◆ SUPPLIED TEXT
........
At the commencement of the procedure, an important landmark to look out for is the bladder neck. Surface marking is carried out as discussed earlier. We perform all our anterior compartment repairs belowthe level of the bladder neck. This is marked by identifying the prominent sulcus at the point where the urethra meets the bladder or with the use of a Foley catheter balloon especially if anatomical landmarks are indistinct or have been obscured by previous surgery. In our opinion, avoiding dissection around the bladder neck potentially reduces the incidence of post-operative voiding dysfunction; therefore, a conscious effort needs to be made to stay above it for a sub-urethral sling and below it for an anterior compartment repair. A ‘dry pass’ is made outside the pelvis to get an idea of the position of the needle and its likely range of movement inside the pelvis. The needle is usually held at 45 ° to the vertical and the handle has to be pressed against the skin of the obturator foramen flush with the patient avoiding the tendency to draw the handle towards the operator. This technique ensures that the needle tip remains close to the inner aspect of the obturator internus/membrane rather than going deeper and vacillating in the pelvis around vital structures. The helix further prevents needle vacillation and protects the bladder and the obturator vessels. Tunnels of about 5 mm are created inferior to the ischiopubic rami; this allows palpation of the needles as they exit through the obturator fossa. These tunnels are dissected in a ‘cone’-shape with the base towards the surgeon and the apex at the obturator membrane potentially reducing bleeding from vascular complications and forniceal punctures.

A skin stab incision is made on the external landmark and the needle is passed through the obturator membrane/internus; usually at least one ‘pop’ is felt, if not two. The first pop is through the obturator membrane and the second through the obturator internus. Once the ‘pop’ occurs the tip of the finger inside the tunnel should feel the needle tip and the needle should be brought out with the finger constantly guiding the tip to avoid puncturing the vaginal fornices. Once the tip exits the mesh arm can be attached to it with the connector and the needle is withdrawn in a ‘reverse’-curved motion simultaneously pushing the connector in with the index finger from the vaginal end. This prevents unnecessary tissue distortion during needle withdrawal.
........
Please list every anatomical term in the procedure text above that begins with the word "obturator."

Structured page parsing data:
........
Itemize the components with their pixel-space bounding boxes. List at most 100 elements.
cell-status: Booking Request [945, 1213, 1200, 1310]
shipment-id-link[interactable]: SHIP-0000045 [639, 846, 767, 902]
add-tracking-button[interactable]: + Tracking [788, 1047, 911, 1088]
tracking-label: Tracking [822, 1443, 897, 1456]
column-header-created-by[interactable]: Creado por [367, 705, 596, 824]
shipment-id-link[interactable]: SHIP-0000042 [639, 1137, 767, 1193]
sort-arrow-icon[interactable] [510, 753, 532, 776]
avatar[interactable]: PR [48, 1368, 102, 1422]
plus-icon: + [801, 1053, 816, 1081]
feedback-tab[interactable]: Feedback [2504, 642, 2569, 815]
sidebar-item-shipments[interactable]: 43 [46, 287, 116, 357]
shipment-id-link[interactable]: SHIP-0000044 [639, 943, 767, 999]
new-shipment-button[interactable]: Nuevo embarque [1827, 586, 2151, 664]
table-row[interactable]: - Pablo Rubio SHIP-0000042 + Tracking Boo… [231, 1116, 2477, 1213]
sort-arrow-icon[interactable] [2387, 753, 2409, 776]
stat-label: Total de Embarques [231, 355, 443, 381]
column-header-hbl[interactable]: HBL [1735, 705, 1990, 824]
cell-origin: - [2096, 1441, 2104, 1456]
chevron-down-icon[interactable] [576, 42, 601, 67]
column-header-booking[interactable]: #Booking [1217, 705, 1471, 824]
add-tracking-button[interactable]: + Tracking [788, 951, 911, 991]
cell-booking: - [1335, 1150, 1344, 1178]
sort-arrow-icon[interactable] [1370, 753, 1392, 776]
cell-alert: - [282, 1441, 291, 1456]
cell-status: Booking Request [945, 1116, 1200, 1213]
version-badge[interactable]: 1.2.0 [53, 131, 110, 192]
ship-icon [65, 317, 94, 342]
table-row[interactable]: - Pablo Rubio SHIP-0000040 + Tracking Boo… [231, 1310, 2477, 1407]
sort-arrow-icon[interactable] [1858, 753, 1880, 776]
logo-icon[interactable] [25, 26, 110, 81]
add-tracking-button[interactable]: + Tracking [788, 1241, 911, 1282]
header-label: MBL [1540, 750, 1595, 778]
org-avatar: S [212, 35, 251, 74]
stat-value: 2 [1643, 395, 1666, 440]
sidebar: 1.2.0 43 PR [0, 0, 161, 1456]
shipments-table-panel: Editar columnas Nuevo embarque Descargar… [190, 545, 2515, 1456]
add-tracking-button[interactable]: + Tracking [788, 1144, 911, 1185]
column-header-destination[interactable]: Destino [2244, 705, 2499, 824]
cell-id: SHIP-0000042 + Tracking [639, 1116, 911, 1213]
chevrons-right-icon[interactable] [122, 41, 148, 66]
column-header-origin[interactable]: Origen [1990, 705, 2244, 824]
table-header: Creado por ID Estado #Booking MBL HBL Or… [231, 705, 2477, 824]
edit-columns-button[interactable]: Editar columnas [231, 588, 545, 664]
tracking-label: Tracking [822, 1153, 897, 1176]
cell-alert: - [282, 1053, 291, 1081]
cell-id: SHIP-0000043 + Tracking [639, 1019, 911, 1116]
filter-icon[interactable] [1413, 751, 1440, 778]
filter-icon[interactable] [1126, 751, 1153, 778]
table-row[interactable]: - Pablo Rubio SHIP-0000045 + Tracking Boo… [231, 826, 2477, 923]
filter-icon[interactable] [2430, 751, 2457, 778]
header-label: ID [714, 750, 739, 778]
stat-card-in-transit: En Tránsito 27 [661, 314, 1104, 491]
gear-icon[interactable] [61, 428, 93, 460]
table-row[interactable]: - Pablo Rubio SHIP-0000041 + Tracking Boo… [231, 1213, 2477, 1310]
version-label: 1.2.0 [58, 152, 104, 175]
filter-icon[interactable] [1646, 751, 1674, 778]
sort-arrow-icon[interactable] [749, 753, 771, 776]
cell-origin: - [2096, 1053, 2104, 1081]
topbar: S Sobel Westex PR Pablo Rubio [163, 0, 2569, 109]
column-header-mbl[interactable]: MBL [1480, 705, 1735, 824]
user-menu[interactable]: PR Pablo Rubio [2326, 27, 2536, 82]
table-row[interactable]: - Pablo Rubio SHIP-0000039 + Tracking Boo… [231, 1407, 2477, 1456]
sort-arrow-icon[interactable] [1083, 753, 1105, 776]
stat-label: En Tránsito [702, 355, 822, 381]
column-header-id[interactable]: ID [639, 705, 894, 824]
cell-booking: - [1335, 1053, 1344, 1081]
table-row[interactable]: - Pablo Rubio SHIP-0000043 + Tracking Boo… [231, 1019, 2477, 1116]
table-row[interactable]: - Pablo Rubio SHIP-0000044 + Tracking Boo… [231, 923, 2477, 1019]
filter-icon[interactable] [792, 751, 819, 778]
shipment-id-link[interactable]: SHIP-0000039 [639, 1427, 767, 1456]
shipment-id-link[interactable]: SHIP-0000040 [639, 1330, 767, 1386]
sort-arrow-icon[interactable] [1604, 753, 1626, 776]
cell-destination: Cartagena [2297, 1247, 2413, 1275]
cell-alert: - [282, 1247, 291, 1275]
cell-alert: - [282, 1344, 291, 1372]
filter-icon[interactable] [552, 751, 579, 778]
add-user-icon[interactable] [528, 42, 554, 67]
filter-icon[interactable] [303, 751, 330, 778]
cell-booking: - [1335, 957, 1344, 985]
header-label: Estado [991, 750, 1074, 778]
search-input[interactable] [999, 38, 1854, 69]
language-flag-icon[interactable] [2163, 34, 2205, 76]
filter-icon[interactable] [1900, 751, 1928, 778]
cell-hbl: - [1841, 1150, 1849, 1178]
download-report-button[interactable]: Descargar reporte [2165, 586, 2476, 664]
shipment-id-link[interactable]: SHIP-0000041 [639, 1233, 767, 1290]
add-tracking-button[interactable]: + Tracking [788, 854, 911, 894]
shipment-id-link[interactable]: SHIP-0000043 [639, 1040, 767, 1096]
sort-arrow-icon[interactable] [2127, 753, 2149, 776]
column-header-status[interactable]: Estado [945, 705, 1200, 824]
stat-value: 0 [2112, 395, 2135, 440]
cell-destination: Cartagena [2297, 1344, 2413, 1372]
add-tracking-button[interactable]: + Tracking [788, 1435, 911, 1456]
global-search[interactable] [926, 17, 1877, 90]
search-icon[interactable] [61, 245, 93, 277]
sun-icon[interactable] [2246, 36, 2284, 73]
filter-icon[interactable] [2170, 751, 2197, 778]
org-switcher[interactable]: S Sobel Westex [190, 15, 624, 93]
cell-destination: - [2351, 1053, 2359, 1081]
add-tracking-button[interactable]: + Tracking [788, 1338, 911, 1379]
........
◆ SOLUTION TO THIS TASK
- obturator foramen
- obturator internus
- obturator membrane
- obturator vessels
- obturator fossa